Extracted records
★ ★ ★ ★
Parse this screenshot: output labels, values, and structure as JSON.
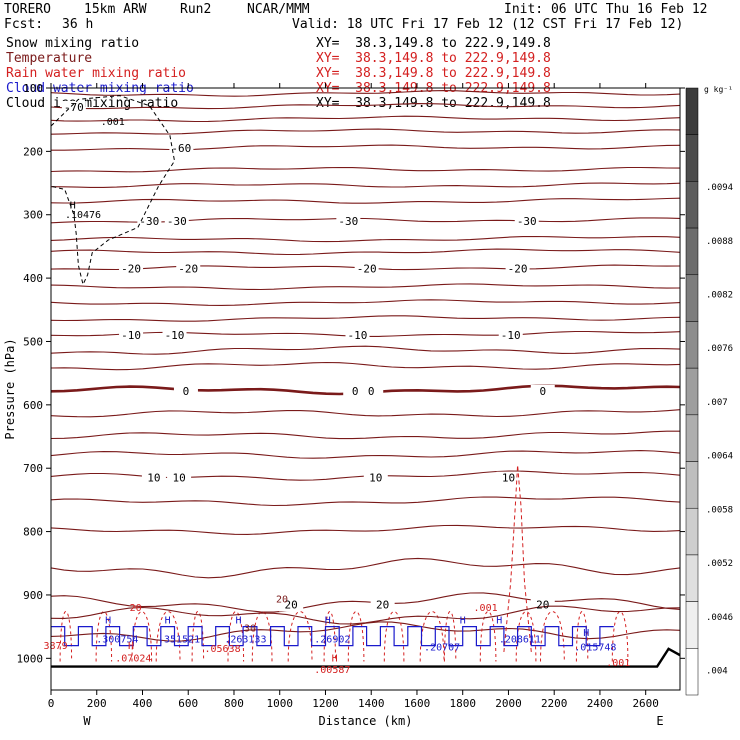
{
  "header": {
    "model": "TORERO",
    "resolution": "15km ARW",
    "run": "Run2",
    "center": "NCAR/MMM",
    "init": "Init: 06 UTC Thu 16 Feb 12",
    "fcst_label": "Fcst:",
    "fcst_value": "36 h",
    "valid": "Valid: 18 UTC Fri 17 Feb 12 (12 CST Fri 17 Feb 12)"
  },
  "colors": {
    "snow": "#000000",
    "temperature": "#7a1a1a",
    "rain": "#d42020",
    "cloud_water": "#1a1acc",
    "cloud_ice": "#000000"
  },
  "fields": [
    {
      "name": "Snow mixing ratio",
      "xy": "XY=  38.3,149.8 to 222.9,149.8",
      "color_key": "snow"
    },
    {
      "name": "Temperature",
      "xy": "XY=  38.3,149.8 to 222.9,149.8",
      "color_key": "temperature"
    },
    {
      "name": "Rain water mixing ratio",
      "xy": "XY=  38.3,149.8 to 222.9,149.8",
      "color_key": "rain"
    },
    {
      "name": "Cloud water mixing ratio",
      "xy": "XY=  38.3,149.8 to 222.9,149.8",
      "color_key": "cloud_water"
    },
    {
      "name": "Cloud ice mixing ratio",
      "xy": "XY=  38.3,149.8 to 222.9,149.8",
      "color_key": "cloud_ice"
    }
  ],
  "chart_data": {
    "type": "cross-section contour",
    "xlabel": "Distance (km)",
    "ylabel": "Pressure (hPa)",
    "xlim": [
      0,
      2750
    ],
    "ylim": [
      1050,
      100
    ],
    "x_ticks": [
      0,
      200,
      400,
      600,
      800,
      1000,
      1200,
      1400,
      1600,
      1800,
      2000,
      2200,
      2400,
      2600
    ],
    "y_ticks": [
      100,
      200,
      300,
      400,
      500,
      600,
      700,
      800,
      900,
      1000
    ],
    "x_end_labels": {
      "left": "W",
      "right": "E"
    },
    "temperature_contours": [
      {
        "level": -70,
        "p": 130,
        "label_at": [
          100
        ]
      },
      {
        "level": -60,
        "p": 195,
        "label_at": [
          570
        ]
      },
      {
        "level": -30,
        "p": 310,
        "label_at": [
          430,
          550,
          1300,
          2080
        ]
      },
      {
        "level": -20,
        "p": 385,
        "label_at": [
          350,
          600,
          1380,
          2040
        ]
      },
      {
        "level": -10,
        "p": 490,
        "label_at": [
          350,
          540,
          1340,
          2010
        ]
      },
      {
        "level": 0,
        "p": 578,
        "label_at": [
          590,
          1330,
          1400,
          2150
        ]
      },
      {
        "level": 10,
        "p": 715,
        "label_at": [
          450,
          560,
          1420,
          2000
        ]
      },
      {
        "level": 20,
        "p": 915,
        "label_at": [
          1050,
          1450,
          2150
        ]
      }
    ],
    "temperature_other_levels": [
      {
        "p": 110
      },
      {
        "p": 150
      },
      {
        "p": 170
      },
      {
        "p": 230
      },
      {
        "p": 255
      },
      {
        "p": 280
      },
      {
        "p": 340
      },
      {
        "p": 360
      },
      {
        "p": 415
      },
      {
        "p": 440
      },
      {
        "p": 465
      },
      {
        "p": 515
      },
      {
        "p": 540
      },
      {
        "p": 615
      },
      {
        "p": 650
      },
      {
        "p": 680
      },
      {
        "p": 755
      },
      {
        "p": 800
      },
      {
        "p": 860
      },
      {
        "p": 960
      }
    ],
    "annotations": [
      {
        "text": ".001",
        "x": 270,
        "p": 158,
        "color_key": "snow"
      },
      {
        "text": "H",
        "x": 95,
        "p": 290,
        "color_key": "snow"
      },
      {
        "text": ".10476",
        "x": 140,
        "p": 305,
        "color_key": "snow"
      },
      {
        "text": ".001",
        "x": 1900,
        "p": 925,
        "color_key": "rain"
      },
      {
        "text": ".001",
        "x": 2480,
        "p": 1012,
        "color_key": "rain"
      },
      {
        "text": "H",
        "x": 250,
        "p": 945,
        "color_key": "cloud_water"
      },
      {
        "text": ".300754",
        "x": 290,
        "p": 975,
        "color_key": "cloud_water"
      },
      {
        "text": "H",
        "x": 510,
        "p": 945,
        "color_key": "cloud_water"
      },
      {
        "text": ".351521",
        "x": 560,
        "p": 975,
        "color_key": "cloud_water"
      },
      {
        "text": "H",
        "x": 820,
        "p": 945,
        "color_key": "cloud_water"
      },
      {
        "text": ".263133",
        "x": 850,
        "p": 975,
        "color_key": "cloud_water"
      },
      {
        "text": "H",
        "x": 1210,
        "p": 945,
        "color_key": "cloud_water"
      },
      {
        "text": ".26902",
        "x": 1230,
        "p": 975,
        "color_key": "cloud_water"
      },
      {
        "text": "H",
        "x": 1800,
        "p": 945,
        "color_key": "cloud_water"
      },
      {
        "text": ".20707",
        "x": 1710,
        "p": 988,
        "color_key": "cloud_water"
      },
      {
        "text": "H",
        "x": 1960,
        "p": 945,
        "color_key": "cloud_water"
      },
      {
        "text": ".208611",
        "x": 2050,
        "p": 975,
        "color_key": "cloud_water"
      },
      {
        "text": "H",
        "x": 2340,
        "p": 965,
        "color_key": "cloud_water"
      },
      {
        "text": ".015748",
        "x": 2380,
        "p": 988,
        "color_key": "cloud_water"
      },
      {
        "text": "3879",
        "x": 20,
        "p": 985,
        "color_key": "rain"
      },
      {
        "text": "H",
        "x": 350,
        "p": 985,
        "color_key": "rain"
      },
      {
        "text": ".07024",
        "x": 360,
        "p": 1005,
        "color_key": "rain"
      },
      {
        "text": ".05638",
        "x": 750,
        "p": 990,
        "color_key": "rain"
      },
      {
        "text": "H",
        "x": 1240,
        "p": 1005,
        "color_key": "rain"
      },
      {
        "text": ".00587",
        "x": 1230,
        "p": 1023,
        "color_key": "rain"
      },
      {
        "text": "20",
        "x": 370,
        "p": 925,
        "color_key": "rain"
      },
      {
        "text": "30",
        "x": 870,
        "p": 958,
        "color_key": "temperature"
      },
      {
        "text": "20",
        "x": 1010,
        "p": 912,
        "color_key": "temperature"
      }
    ],
    "colorbar": {
      "unit": "g kg⁻¹",
      "labels": [
        ".0094",
        ".0088",
        ".0082",
        ".0076",
        ".007",
        ".0064",
        ".0058",
        ".0052",
        ".0046",
        ".004"
      ]
    }
  }
}
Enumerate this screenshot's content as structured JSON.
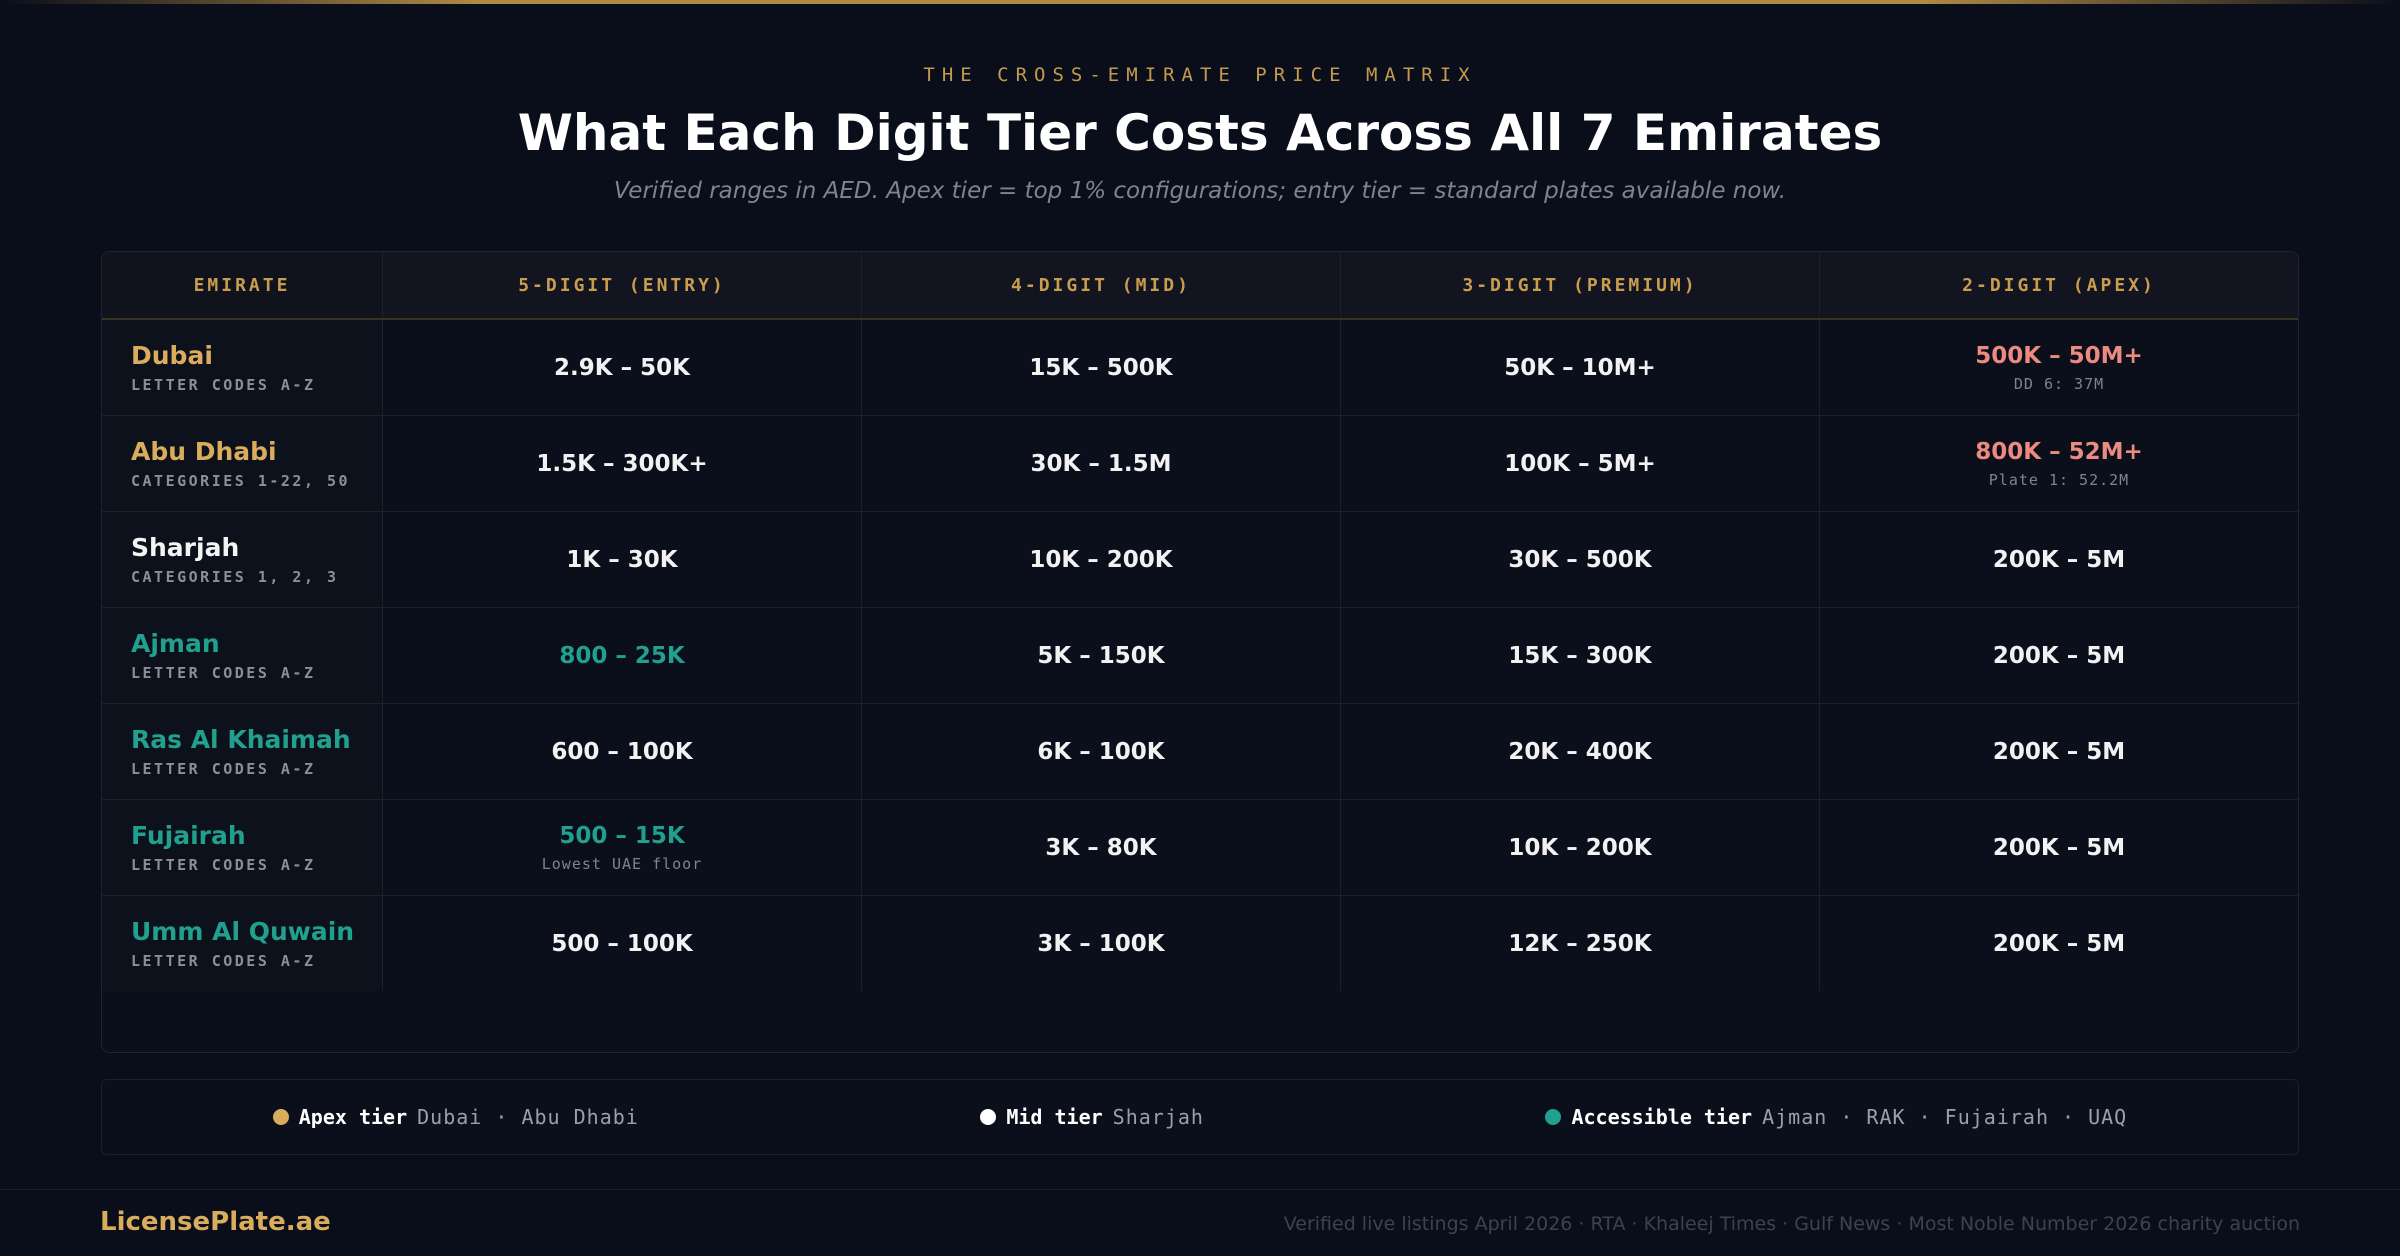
{
  "header": {
    "eyebrow": "THE CROSS-EMIRATE PRICE MATRIX",
    "title": "What Each Digit Tier Costs Across All 7 Emirates",
    "subtitle": "Verified ranges in AED. Apex tier = top 1% configurations; entry tier = standard plates available now."
  },
  "table": {
    "columns": [
      "EMIRATE",
      "5-DIGIT (ENTRY)",
      "4-DIGIT (MID)",
      "3-DIGIT (PREMIUM)",
      "2-DIGIT (APEX)"
    ],
    "rows": [
      {
        "name": "Dubai",
        "sub": "LETTER CODES A-Z",
        "color": "#d9ad5b",
        "cells": [
          {
            "text": "2.9K – 50K"
          },
          {
            "text": "15K – 500K"
          },
          {
            "text": "50K – 10M+"
          },
          {
            "text": "500K – 50M+",
            "note": "DD 6: 37M",
            "color": "#ec8a80"
          }
        ]
      },
      {
        "name": "Abu Dhabi",
        "sub": "CATEGORIES 1-22, 50",
        "color": "#d9ad5b",
        "cells": [
          {
            "text": "1.5K – 300K+"
          },
          {
            "text": "30K – 1.5M"
          },
          {
            "text": "100K – 5M+"
          },
          {
            "text": "800K – 52M+",
            "note": "Plate 1: 52.2M",
            "color": "#ec8a80"
          }
        ]
      },
      {
        "name": "Sharjah",
        "sub": "CATEGORIES 1, 2, 3",
        "color": "#f4f4f4",
        "cells": [
          {
            "text": "1K – 30K"
          },
          {
            "text": "10K – 200K"
          },
          {
            "text": "30K – 500K"
          },
          {
            "text": "200K – 5M"
          }
        ]
      },
      {
        "name": "Ajman",
        "sub": "LETTER CODES A-Z",
        "color": "#21a08f",
        "cells": [
          {
            "text": "800 – 25K",
            "color": "#21a08f"
          },
          {
            "text": "5K – 150K"
          },
          {
            "text": "15K – 300K"
          },
          {
            "text": "200K – 5M"
          }
        ]
      },
      {
        "name": "Ras Al Khaimah",
        "sub": "LETTER CODES A-Z",
        "color": "#21a08f",
        "cells": [
          {
            "text": "600 – 100K"
          },
          {
            "text": "6K – 100K"
          },
          {
            "text": "20K – 400K"
          },
          {
            "text": "200K – 5M"
          }
        ]
      },
      {
        "name": "Fujairah",
        "sub": "LETTER CODES A-Z",
        "color": "#21a08f",
        "cells": [
          {
            "text": "500 – 15K",
            "note": "Lowest UAE floor",
            "color": "#21a08f"
          },
          {
            "text": "3K – 80K"
          },
          {
            "text": "10K – 200K"
          },
          {
            "text": "200K – 5M"
          }
        ]
      },
      {
        "name": "Umm Al Quwain",
        "sub": "LETTER CODES A-Z",
        "color": "#21a08f",
        "cells": [
          {
            "text": "500 – 100K"
          },
          {
            "text": "3K – 100K"
          },
          {
            "text": "12K – 250K"
          },
          {
            "text": "200K – 5M"
          }
        ]
      }
    ]
  },
  "legend": [
    {
      "label": "Apex tier",
      "members": "Dubai · Abu Dhabi",
      "color": "#d9ad5b"
    },
    {
      "label": "Mid tier",
      "members": "Sharjah",
      "color": "#ffffff"
    },
    {
      "label": "Accessible tier",
      "members": "Ajman · RAK · Fujairah · UAQ",
      "color": "#21a08f"
    }
  ],
  "footer": {
    "brand": "LicensePlate.ae",
    "sources": "Verified live listings April 2026 · RTA · Khaleej Times · Gulf News · Most Noble Number 2026 charity auction"
  }
}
★ ★ ★ ★
* [TASK DETAILS]
Search the data for "Ajman". Copy every line that has it.

* [ANSWER TO THE EXERCISE]
        "name": "Ajman",
      "members": "Ajman · RAK · Fujairah · UAQ",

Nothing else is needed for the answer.